### Objective
Would it be possible to write out each entry below exactly, without the pictures?

### Extracted records
----

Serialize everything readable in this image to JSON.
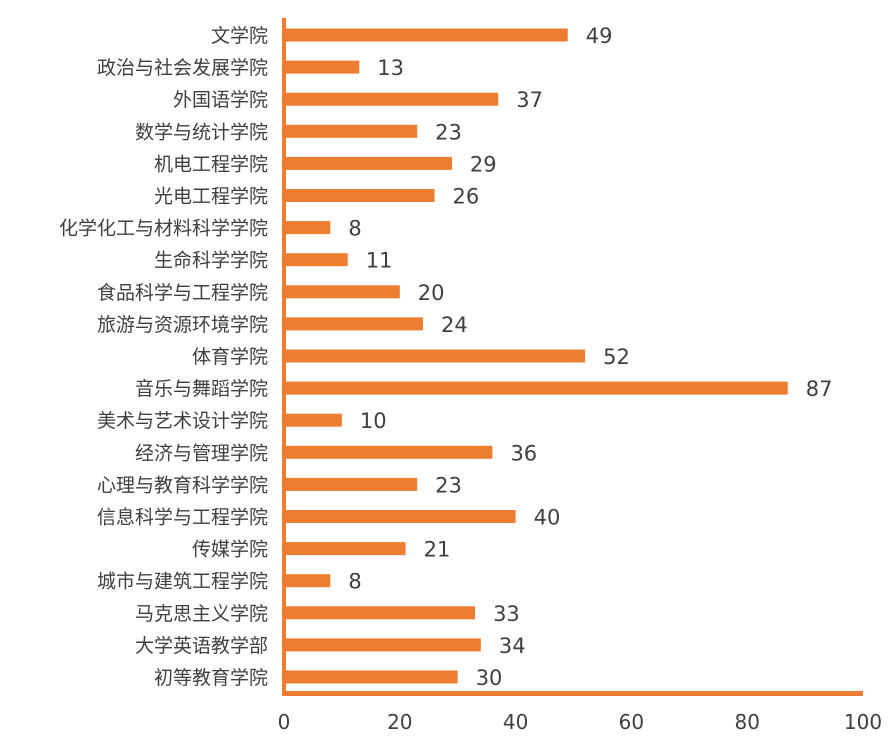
{
  "chart_data": {
    "type": "bar",
    "orientation": "horizontal",
    "title": "",
    "xlabel": "",
    "ylabel": "",
    "categories": [
      "文学院",
      "政治与社会发展学院",
      "外国语学院",
      "数学与统计学院",
      "机电工程学院",
      "光电工程学院",
      "化学化工与材料科学学院",
      "生命科学学院",
      "食品科学与工程学院",
      "旅游与资源环境学院",
      "体育学院",
      "音乐与舞蹈学院",
      "美术与艺术设计学院",
      "经济与管理学院",
      "心理与教育科学学院",
      "信息科学与工程学院",
      "传媒学院",
      "城市与建筑工程学院",
      "马克思主义学院",
      "大学英语教学部",
      "初等教育学院"
    ],
    "values": [
      49,
      13,
      37,
      23,
      29,
      26,
      8,
      11,
      20,
      24,
      52,
      87,
      10,
      36,
      23,
      40,
      21,
      8,
      33,
      34,
      30
    ],
    "xlim": [
      0,
      100
    ],
    "xticks": [
      "0",
      "20",
      "40",
      "60",
      "80",
      "100"
    ],
    "grid": false,
    "legend": "none",
    "bar_color": "#ED7D31"
  }
}
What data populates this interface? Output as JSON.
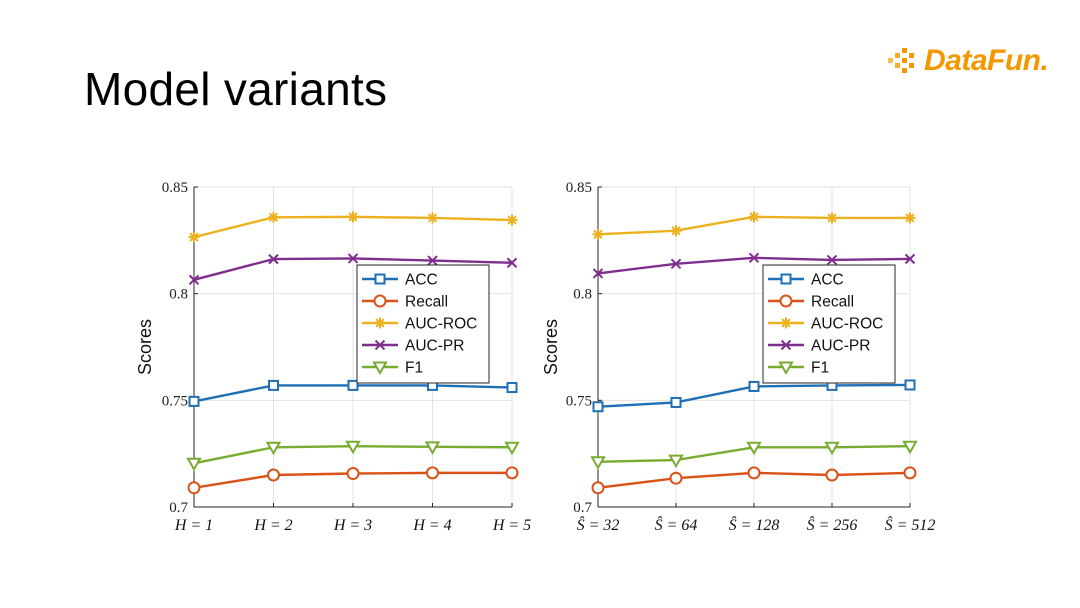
{
  "slide": {
    "title": "Model variants"
  },
  "logo": {
    "text": "DataFun."
  },
  "colors": {
    "ACC": "#1f6fb5",
    "Recall": "#d95319",
    "AUC-ROC": "#edb120",
    "AUC-PR": "#7e2f8e",
    "F1": "#77ac30",
    "logo": "#f39800"
  },
  "chart_data": [
    {
      "type": "line",
      "title": "",
      "xlabel": "",
      "ylabel": "Scores",
      "categories": [
        "H = 1",
        "H = 2",
        "H = 3",
        "H = 4",
        "H = 5"
      ],
      "ylim": [
        0.7,
        0.85
      ],
      "yticks": [
        "0.7",
        "0.75",
        "0.8",
        "0.85"
      ],
      "grid": true,
      "legend_position": "center-right",
      "series": [
        {
          "name": "ACC",
          "marker": "square",
          "values": [
            0.7495,
            0.757,
            0.757,
            0.757,
            0.756
          ]
        },
        {
          "name": "Recall",
          "marker": "circle",
          "values": [
            0.709,
            0.715,
            0.7157,
            0.716,
            0.716
          ]
        },
        {
          "name": "AUC-ROC",
          "marker": "asterisk",
          "values": [
            0.8265,
            0.8358,
            0.836,
            0.8355,
            0.8345
          ]
        },
        {
          "name": "AUC-PR",
          "marker": "x",
          "values": [
            0.8065,
            0.8162,
            0.8165,
            0.8155,
            0.8145
          ]
        },
        {
          "name": "F1",
          "marker": "triangle-down",
          "values": [
            0.7205,
            0.728,
            0.7285,
            0.7282,
            0.728
          ]
        }
      ]
    },
    {
      "type": "line",
      "title": "",
      "xlabel": "",
      "ylabel": "Scores",
      "categories": [
        "Ŝ = 32",
        "Ŝ = 64",
        "Ŝ = 128",
        "Ŝ = 256",
        "Ŝ = 512"
      ],
      "ylim": [
        0.7,
        0.85
      ],
      "yticks": [
        "0.7",
        "0.75",
        "0.8",
        "0.85"
      ],
      "grid": true,
      "legend_position": "center-right",
      "series": [
        {
          "name": "ACC",
          "marker": "square",
          "values": [
            0.747,
            0.749,
            0.7565,
            0.757,
            0.7572
          ]
        },
        {
          "name": "Recall",
          "marker": "circle",
          "values": [
            0.709,
            0.7135,
            0.716,
            0.715,
            0.716
          ]
        },
        {
          "name": "AUC-ROC",
          "marker": "asterisk",
          "values": [
            0.8278,
            0.8295,
            0.836,
            0.8355,
            0.8355
          ]
        },
        {
          "name": "AUC-PR",
          "marker": "x",
          "values": [
            0.8095,
            0.814,
            0.8168,
            0.8158,
            0.8163
          ]
        },
        {
          "name": "F1",
          "marker": "triangle-down",
          "values": [
            0.7212,
            0.722,
            0.728,
            0.728,
            0.7285
          ]
        }
      ]
    }
  ]
}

----

### Solution for this task
Serialize everything readable in this image to JSON.
{
  "chart_data": {
    "type": "bar",
    "orientation": "horizontal",
    "title": "",
    "xlabel": "",
    "ylabel": "",
    "categories": [
      "文学院",
      "政治与社会发展学院",
      "外国语学院",
      "数学与统计学院",
      "机电工程学院",
      "光电工程学院",
      "化学化工与材料科学学院",
      "生命科学学院",
      "食品科学与工程学院",
      "旅游与资源环境学院",
      "体育学院",
      "音乐与舞蹈学院",
      "美术与艺术设计学院",
      "经济与管理学院",
      "心理与教育科学学院",
      "信息科学与工程学院",
      "传媒学院",
      "城市与建筑工程学院",
      "马克思主义学院",
      "大学英语教学部",
      "初等教育学院"
    ],
    "values": [
      49,
      13,
      37,
      23,
      29,
      26,
      8,
      11,
      20,
      24,
      52,
      87,
      10,
      36,
      23,
      40,
      21,
      8,
      33,
      34,
      30
    ],
    "xlim": [
      0,
      100
    ],
    "xticks": [
      "0",
      "20",
      "40",
      "60",
      "80",
      "100"
    ],
    "grid": false,
    "legend": "none",
    "bar_color": "#ED7D31"
  }
}
What data populates this interface? Output as JSON.
{
  "slide": {
    "title": "Model variants"
  },
  "logo": {
    "text": "DataFun."
  },
  "colors": {
    "ACC": "#1f6fb5",
    "Recall": "#d95319",
    "AUC-ROC": "#edb120",
    "AUC-PR": "#7e2f8e",
    "F1": "#77ac30",
    "logo": "#f39800"
  },
  "chart_data": [
    {
      "type": "line",
      "title": "",
      "xlabel": "",
      "ylabel": "Scores",
      "categories": [
        "H = 1",
        "H = 2",
        "H = 3",
        "H = 4",
        "H = 5"
      ],
      "ylim": [
        0.7,
        0.85
      ],
      "yticks": [
        "0.7",
        "0.75",
        "0.8",
        "0.85"
      ],
      "grid": true,
      "legend_position": "center-right",
      "series": [
        {
          "name": "ACC",
          "marker": "square",
          "values": [
            0.7495,
            0.757,
            0.757,
            0.757,
            0.756
          ]
        },
        {
          "name": "Recall",
          "marker": "circle",
          "values": [
            0.709,
            0.715,
            0.7157,
            0.716,
            0.716
          ]
        },
        {
          "name": "AUC-ROC",
          "marker": "asterisk",
          "values": [
            0.8265,
            0.8358,
            0.836,
            0.8355,
            0.8345
          ]
        },
        {
          "name": "AUC-PR",
          "marker": "x",
          "values": [
            0.8065,
            0.8162,
            0.8165,
            0.8155,
            0.8145
          ]
        },
        {
          "name": "F1",
          "marker": "triangle-down",
          "values": [
            0.7205,
            0.728,
            0.7285,
            0.7282,
            0.728
          ]
        }
      ]
    },
    {
      "type": "line",
      "title": "",
      "xlabel": "",
      "ylabel": "Scores",
      "categories": [
        "Ŝ = 32",
        "Ŝ = 64",
        "Ŝ = 128",
        "Ŝ = 256",
        "Ŝ = 512"
      ],
      "ylim": [
        0.7,
        0.85
      ],
      "yticks": [
        "0.7",
        "0.75",
        "0.8",
        "0.85"
      ],
      "grid": true,
      "legend_position": "center-right",
      "series": [
        {
          "name": "ACC",
          "marker": "square",
          "values": [
            0.747,
            0.749,
            0.7565,
            0.757,
            0.7572
          ]
        },
        {
          "name": "Recall",
          "marker": "circle",
          "values": [
            0.709,
            0.7135,
            0.716,
            0.715,
            0.716
          ]
        },
        {
          "name": "AUC-ROC",
          "marker": "asterisk",
          "values": [
            0.8278,
            0.8295,
            0.836,
            0.8355,
            0.8355
          ]
        },
        {
          "name": "AUC-PR",
          "marker": "x",
          "values": [
            0.8095,
            0.814,
            0.8168,
            0.8158,
            0.8163
          ]
        },
        {
          "name": "F1",
          "marker": "triangle-down",
          "values": [
            0.7212,
            0.722,
            0.728,
            0.728,
            0.7285
          ]
        }
      ]
    }
  ]
}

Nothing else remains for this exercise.